### Listed records

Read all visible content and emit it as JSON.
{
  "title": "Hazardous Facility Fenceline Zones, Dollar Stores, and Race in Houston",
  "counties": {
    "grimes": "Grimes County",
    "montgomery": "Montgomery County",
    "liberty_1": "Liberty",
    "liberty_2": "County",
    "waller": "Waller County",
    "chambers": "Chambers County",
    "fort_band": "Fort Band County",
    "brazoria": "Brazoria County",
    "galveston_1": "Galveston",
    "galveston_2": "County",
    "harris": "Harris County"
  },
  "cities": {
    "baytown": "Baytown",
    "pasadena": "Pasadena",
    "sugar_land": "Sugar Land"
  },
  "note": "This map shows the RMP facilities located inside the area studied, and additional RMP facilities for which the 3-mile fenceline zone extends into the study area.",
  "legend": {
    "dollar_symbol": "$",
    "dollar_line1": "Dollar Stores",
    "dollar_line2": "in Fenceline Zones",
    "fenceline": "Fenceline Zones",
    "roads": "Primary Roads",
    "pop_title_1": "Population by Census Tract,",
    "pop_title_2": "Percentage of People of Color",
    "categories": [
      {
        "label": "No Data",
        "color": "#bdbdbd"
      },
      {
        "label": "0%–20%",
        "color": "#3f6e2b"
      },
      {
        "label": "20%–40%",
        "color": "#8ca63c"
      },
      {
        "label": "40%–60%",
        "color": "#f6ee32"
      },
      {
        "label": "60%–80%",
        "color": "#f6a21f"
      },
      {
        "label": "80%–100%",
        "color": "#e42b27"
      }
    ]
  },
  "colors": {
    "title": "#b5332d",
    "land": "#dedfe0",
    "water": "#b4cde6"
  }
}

######

- _Request_
Read the entries and show each line that mentions "label".

- _The answer_
        "label": "No Data",
        "label": "0%–20%",
        "label": "20%–40%",
        "label": "40%–60%",
        "label": "60%–80%",
        "label": "80%–100%",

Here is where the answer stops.